** Texto de origen **
----------

La ocasión o pretexto que tuvo para ello fue la muerte de nueve españoles que mató Cualpopoca, y la osadía, haber escrito al Emperador que lo prendería, y querer apoderarse de México y de su imperio. Cogió, pues, las cartas de Pedro de Hircio, que contaban la culpa de Cualpopoca en la muerte de los nueve españoles, para enseñarlas a Moctezuma. Las leyó, y se las metió en la faltriquera, y se paseó un gran rato solo, y preocupado de aquel gran hecho que emprendía, y que hasta a él mismo le parecía temerario, pero necesario para su intento. Andando así paseando, vio una pared de la sala más blanca que las demás; se llegó a ella, y conoció que estaba recién encalada, y que era una puerta de poco tiempo con piedra y cal. Llamó a dos criados, pues los demás, como era muy de noche, ya dormían. La hizo abrir, entró y halló muchas cámaras, y en algunas gran cantidad de ídolos, plumajes, joyas, piedras, plata, y tanto oro, que lo espantó, y tantas preciosidades, que se deslumbró. Cerró la puerta lo mejor que pudo, y se fue sin tocar a cosa ninguna de todo ello, por no escandalizar a Moctezuma, no se estorbase por eso su prisión, y porque aquello en casa se quedaba. Al día siguiente por la mañana vinieron a él algunos españoles, con muchos indios de Tlaxcallan, a decirle que los de la ciudad tramaban de matarlos, y querían romper los puentes de las calzadas para hacerlo mejor. Así que con estas noticias, falsas o verdaderas, deja para recaudo y guarda de su aposento a la mitad de los españoles, pone en las encrucijadas de las calles a muchos otros, y a los demás les dice que de dos en dos, y de tres a cuatro, o como mejor les pareciese, se fueran a palacio muy disimuladamente, porque quiere hablar a Moctezuma sobre cosas en lo que les va las vidas.
Ellos lo hicieron así, y él se fue derecho a Moctezuma con armas secretas, que así iban los que las tenían. Moctezuma lo salió a recibir, y lo metió en una sala, donde tenía su estrado. Entraron con él allí unos treinta españoles; los demás se quedaron en la puerta y en el patio. Le saludó Cortés según acostumbraba, y luego comenzó a bromear y tener palacio, como otras veces solía. Moctezuma, que muy descuidado, y sin pensamiento de lo que la fortuna tenía ordenado, estaba muy alegre y contento de aquella conversación, dio a Cortés muchas joyas de oro y una hija suya, y otras hijas de señores para otros españoles. Él las tomó por no disgustarle, que hubiese sido afrenta para Moctezuma si no lo hiciera así; mas le dijo que era casado y no la podía tomar por mujer, pues su ley de cristianos no permitía que nadie tuviese más de una sola mujer, so pena de infamia y señal en la frente por ello. Después de todo esto, le mostró las cartas de Pedro de Hircio, que llevaba, y se las hizo declarar, quejándose de Cualpopoca, que había matado a tantos españoles, y de él mismo, que lo había mandado, y de que los suyos publicasen que querían matar a los españoles y romper los puentes. Moctezuma se disculpó enérgicamente de lo uno y de lo otro, diciendo que era mentira lo de sus vasallos, y falsedad muy grande que aquel malo de Cualpopoca le levantaba; y para que viese que era así, llamó luego a la hora, con la saña que tenía, a algunos criados suyos, les mandó que fuesen a llamar a Cualpopoca, y les dio una piedra como sello, que llevaba al brazo y que tenía la figura de Vitcilopuchtli.

----------

** Consigna dada **
Según el pasaje sobre Cortés y Moctezuma, ¿qué halló Cortés en algunas de las cámaras ocultas tras la pared recién encalada? Enumera solo lo que va de «ídolos» a «oro».

** Filas proporcionadas **

----------

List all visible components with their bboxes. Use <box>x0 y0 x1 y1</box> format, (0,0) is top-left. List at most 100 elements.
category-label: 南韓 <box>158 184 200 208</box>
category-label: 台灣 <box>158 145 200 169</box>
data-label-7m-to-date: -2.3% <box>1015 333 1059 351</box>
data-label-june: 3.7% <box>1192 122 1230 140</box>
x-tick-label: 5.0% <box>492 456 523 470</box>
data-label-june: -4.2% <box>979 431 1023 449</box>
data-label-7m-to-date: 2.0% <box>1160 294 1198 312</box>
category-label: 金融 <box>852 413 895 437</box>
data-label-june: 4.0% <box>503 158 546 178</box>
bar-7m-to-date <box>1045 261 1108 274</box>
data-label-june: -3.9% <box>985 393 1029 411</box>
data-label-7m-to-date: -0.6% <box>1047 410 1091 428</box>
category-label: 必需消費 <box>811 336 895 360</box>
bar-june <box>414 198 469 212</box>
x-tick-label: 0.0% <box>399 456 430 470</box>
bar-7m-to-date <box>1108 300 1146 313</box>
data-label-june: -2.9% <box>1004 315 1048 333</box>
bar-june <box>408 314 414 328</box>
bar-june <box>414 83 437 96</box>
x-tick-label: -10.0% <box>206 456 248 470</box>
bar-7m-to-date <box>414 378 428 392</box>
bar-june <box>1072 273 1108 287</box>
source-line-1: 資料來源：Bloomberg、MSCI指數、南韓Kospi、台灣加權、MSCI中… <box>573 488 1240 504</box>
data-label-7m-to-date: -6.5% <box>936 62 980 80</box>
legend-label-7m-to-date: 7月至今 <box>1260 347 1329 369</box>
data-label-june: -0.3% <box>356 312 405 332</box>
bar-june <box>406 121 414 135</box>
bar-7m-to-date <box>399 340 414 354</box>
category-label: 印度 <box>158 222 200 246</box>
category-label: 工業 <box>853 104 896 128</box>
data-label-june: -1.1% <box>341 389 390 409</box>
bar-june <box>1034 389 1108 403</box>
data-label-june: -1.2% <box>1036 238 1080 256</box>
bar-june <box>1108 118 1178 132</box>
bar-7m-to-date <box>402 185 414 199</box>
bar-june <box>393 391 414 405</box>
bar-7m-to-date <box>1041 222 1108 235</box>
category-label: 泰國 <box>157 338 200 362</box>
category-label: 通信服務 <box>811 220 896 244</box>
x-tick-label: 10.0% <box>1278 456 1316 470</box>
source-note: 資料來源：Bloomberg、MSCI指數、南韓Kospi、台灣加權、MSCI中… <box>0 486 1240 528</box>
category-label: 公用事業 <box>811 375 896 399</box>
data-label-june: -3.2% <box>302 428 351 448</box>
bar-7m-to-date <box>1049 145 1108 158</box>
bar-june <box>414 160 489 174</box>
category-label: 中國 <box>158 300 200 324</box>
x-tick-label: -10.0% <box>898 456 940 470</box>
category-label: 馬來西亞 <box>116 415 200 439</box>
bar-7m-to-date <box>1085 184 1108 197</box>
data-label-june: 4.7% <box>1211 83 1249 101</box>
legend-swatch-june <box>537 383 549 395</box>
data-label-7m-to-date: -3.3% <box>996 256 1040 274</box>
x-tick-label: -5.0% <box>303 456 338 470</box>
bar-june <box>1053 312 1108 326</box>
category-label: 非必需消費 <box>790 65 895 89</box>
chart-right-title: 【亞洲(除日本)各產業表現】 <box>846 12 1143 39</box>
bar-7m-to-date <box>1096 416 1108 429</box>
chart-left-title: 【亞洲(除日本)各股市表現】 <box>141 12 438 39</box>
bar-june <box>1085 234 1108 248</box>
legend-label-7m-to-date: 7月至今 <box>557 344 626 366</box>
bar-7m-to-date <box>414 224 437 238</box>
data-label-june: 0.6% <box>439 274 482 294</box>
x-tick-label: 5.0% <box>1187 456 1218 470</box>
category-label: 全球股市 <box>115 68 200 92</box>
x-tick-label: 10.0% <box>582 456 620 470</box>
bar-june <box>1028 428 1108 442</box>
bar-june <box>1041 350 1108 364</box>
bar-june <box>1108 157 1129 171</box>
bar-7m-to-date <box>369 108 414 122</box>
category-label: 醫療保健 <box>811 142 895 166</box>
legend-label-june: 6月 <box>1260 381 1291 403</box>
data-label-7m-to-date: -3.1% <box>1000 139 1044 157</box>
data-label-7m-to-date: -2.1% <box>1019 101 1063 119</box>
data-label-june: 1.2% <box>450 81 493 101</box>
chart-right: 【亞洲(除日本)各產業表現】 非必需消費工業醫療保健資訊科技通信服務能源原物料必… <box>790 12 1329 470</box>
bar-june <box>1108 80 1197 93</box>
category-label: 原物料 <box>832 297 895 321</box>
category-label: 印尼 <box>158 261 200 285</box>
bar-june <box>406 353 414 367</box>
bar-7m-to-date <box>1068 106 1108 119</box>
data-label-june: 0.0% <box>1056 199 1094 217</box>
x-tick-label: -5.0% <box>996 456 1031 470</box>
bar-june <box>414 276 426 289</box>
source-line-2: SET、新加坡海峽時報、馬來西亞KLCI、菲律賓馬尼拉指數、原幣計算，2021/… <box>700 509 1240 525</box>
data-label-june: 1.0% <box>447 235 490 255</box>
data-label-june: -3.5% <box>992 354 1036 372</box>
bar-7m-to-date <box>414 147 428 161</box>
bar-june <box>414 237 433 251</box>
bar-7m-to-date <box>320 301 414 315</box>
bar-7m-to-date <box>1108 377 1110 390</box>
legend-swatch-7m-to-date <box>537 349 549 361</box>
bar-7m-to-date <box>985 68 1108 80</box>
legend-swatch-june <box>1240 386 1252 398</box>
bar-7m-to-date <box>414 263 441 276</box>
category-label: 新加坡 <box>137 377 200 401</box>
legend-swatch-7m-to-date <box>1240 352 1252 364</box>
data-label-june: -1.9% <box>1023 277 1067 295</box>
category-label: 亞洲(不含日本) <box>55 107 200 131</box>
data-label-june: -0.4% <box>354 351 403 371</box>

----------

** Respuesta al ejercicio **
- ídolos
- plumajes
- joyas
- piedras
- plata
- oro